[TASK OBJECTIVE]: If a line of the data below contains the string "nodes", count it, then state the total alone.

----- RECORDS FOR THE EXERCISE -----

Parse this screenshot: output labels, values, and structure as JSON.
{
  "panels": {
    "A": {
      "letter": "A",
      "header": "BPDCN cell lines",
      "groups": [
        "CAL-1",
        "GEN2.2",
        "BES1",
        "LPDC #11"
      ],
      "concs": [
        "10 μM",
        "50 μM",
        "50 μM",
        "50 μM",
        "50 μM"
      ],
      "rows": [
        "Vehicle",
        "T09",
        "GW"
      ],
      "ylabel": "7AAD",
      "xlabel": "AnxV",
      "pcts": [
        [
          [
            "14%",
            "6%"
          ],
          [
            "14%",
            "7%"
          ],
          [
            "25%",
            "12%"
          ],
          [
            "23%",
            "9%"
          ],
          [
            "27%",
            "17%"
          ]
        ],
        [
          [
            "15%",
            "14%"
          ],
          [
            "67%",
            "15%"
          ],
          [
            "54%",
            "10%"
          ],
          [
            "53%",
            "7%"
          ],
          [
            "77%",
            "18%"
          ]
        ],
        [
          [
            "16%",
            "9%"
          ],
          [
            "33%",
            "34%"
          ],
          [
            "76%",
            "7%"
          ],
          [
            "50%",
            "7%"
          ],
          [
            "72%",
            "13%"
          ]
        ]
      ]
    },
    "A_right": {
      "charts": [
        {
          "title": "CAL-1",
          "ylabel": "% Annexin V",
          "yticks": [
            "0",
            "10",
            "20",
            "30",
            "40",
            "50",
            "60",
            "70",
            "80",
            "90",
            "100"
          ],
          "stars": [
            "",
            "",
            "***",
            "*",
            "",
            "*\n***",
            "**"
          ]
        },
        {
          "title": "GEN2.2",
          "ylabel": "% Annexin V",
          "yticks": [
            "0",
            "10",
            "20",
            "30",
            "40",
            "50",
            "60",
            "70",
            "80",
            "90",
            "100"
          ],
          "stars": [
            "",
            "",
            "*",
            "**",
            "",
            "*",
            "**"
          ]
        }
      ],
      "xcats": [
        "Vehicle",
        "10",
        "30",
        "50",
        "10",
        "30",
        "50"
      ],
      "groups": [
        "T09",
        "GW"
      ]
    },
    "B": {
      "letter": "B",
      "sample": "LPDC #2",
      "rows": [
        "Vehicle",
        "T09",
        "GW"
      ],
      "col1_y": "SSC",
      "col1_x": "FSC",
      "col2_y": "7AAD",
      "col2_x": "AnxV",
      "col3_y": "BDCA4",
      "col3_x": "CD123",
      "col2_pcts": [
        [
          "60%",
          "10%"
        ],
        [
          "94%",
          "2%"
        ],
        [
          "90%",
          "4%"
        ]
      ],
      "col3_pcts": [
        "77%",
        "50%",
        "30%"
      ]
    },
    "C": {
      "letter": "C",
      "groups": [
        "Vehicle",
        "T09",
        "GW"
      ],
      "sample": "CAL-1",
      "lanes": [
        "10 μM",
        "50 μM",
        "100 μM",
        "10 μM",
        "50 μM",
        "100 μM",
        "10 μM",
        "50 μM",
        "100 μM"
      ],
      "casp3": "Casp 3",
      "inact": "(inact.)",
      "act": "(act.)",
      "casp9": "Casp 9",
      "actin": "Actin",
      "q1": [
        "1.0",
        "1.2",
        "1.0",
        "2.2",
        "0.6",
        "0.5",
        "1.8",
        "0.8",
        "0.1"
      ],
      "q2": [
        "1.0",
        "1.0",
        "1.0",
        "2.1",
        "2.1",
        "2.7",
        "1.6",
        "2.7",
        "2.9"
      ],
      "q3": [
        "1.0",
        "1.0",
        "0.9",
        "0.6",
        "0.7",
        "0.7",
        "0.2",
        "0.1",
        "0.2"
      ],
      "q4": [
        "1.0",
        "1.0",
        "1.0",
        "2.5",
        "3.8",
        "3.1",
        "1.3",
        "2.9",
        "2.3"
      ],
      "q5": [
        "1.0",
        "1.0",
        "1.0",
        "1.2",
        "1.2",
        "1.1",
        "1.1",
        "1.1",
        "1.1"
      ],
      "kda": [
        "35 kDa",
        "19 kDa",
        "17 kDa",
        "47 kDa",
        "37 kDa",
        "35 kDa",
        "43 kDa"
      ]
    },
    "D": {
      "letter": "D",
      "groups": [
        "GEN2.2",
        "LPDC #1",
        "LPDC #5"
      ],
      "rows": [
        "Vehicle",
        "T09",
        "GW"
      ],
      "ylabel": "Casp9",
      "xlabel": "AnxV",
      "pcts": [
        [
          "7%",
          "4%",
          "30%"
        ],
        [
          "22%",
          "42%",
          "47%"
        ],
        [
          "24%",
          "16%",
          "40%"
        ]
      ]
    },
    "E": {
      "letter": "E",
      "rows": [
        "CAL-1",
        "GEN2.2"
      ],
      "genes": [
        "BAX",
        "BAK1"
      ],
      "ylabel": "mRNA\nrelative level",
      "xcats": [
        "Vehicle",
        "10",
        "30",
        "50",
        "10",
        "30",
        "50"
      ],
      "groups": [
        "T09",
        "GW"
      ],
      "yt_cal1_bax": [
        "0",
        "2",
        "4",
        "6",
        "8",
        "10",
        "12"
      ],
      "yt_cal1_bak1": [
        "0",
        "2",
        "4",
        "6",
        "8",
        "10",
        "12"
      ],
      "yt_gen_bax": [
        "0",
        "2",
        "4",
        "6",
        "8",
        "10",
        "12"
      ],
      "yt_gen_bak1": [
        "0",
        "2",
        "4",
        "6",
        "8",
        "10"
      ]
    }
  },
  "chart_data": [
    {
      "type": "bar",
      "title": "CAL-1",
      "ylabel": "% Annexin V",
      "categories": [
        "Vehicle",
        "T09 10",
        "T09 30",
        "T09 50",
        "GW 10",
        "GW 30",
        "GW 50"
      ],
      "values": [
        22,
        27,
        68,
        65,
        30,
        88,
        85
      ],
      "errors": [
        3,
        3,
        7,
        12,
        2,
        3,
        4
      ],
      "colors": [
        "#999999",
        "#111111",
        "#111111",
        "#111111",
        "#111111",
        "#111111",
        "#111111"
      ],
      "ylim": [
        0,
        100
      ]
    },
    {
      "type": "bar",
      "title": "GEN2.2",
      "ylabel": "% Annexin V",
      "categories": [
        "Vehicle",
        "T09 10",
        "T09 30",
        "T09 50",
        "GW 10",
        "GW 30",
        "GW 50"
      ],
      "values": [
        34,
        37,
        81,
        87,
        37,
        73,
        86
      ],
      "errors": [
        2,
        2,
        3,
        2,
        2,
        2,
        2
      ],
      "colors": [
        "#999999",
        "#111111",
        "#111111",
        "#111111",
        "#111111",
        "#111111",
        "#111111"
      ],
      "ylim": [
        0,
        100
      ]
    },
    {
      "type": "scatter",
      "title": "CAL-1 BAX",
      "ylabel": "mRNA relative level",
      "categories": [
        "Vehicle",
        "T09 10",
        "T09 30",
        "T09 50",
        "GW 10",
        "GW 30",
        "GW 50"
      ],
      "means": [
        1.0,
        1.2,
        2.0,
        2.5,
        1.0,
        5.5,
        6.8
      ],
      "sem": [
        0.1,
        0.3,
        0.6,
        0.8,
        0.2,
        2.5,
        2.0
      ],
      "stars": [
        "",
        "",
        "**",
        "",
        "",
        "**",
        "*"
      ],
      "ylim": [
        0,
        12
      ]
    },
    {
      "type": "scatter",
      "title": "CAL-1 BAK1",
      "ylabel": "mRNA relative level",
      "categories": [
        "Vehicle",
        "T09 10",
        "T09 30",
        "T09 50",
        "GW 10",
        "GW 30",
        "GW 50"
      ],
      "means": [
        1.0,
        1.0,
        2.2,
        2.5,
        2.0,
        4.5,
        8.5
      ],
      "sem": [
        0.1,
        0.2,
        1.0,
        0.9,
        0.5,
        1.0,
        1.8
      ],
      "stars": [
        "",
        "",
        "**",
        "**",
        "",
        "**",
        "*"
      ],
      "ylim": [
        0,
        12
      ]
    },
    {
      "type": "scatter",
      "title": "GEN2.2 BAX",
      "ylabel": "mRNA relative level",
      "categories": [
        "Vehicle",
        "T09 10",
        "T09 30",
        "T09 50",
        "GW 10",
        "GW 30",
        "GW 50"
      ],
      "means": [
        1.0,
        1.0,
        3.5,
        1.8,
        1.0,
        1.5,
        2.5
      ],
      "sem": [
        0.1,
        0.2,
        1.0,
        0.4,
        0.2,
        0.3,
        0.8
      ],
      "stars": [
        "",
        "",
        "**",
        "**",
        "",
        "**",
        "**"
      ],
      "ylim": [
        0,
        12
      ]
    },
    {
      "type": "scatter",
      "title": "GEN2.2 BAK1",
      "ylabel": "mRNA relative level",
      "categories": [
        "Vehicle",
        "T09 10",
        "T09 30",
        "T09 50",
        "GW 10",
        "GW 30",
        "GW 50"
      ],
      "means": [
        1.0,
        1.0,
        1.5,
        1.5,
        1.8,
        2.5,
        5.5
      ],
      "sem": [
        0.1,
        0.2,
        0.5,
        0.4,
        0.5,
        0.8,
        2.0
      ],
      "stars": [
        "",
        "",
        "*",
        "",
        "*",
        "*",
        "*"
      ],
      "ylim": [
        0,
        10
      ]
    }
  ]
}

-----
----- RECORDS FOR THE EXERCISE -----

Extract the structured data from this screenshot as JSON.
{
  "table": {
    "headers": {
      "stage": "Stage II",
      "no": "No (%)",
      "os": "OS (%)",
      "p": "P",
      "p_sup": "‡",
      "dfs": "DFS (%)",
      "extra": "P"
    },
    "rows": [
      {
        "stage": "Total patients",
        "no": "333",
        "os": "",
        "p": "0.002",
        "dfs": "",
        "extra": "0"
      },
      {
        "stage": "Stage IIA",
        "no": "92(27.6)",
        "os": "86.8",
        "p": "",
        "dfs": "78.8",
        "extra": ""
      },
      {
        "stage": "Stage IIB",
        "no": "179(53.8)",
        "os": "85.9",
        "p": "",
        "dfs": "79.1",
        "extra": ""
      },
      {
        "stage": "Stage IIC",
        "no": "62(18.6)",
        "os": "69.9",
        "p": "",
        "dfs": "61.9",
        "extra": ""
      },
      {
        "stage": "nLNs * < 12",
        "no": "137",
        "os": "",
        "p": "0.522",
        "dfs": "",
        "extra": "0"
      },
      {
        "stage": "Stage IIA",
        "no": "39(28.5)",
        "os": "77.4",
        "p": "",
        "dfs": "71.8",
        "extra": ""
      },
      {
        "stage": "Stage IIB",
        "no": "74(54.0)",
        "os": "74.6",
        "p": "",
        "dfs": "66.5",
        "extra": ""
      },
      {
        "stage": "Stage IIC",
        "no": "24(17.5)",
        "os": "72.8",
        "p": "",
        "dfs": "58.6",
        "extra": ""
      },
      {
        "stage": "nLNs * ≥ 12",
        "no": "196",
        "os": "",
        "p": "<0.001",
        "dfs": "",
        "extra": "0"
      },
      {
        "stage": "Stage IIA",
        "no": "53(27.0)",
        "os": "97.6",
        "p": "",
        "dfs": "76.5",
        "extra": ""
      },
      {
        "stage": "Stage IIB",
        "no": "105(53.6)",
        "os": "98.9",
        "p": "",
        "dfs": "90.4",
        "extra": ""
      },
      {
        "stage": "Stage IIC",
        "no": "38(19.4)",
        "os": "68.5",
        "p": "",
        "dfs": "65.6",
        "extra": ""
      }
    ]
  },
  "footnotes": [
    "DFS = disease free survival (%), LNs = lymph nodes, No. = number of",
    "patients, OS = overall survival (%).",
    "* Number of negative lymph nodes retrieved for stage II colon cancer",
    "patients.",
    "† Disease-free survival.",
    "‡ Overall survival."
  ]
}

-----

[ANSWER TO THE PROBLEM]: 2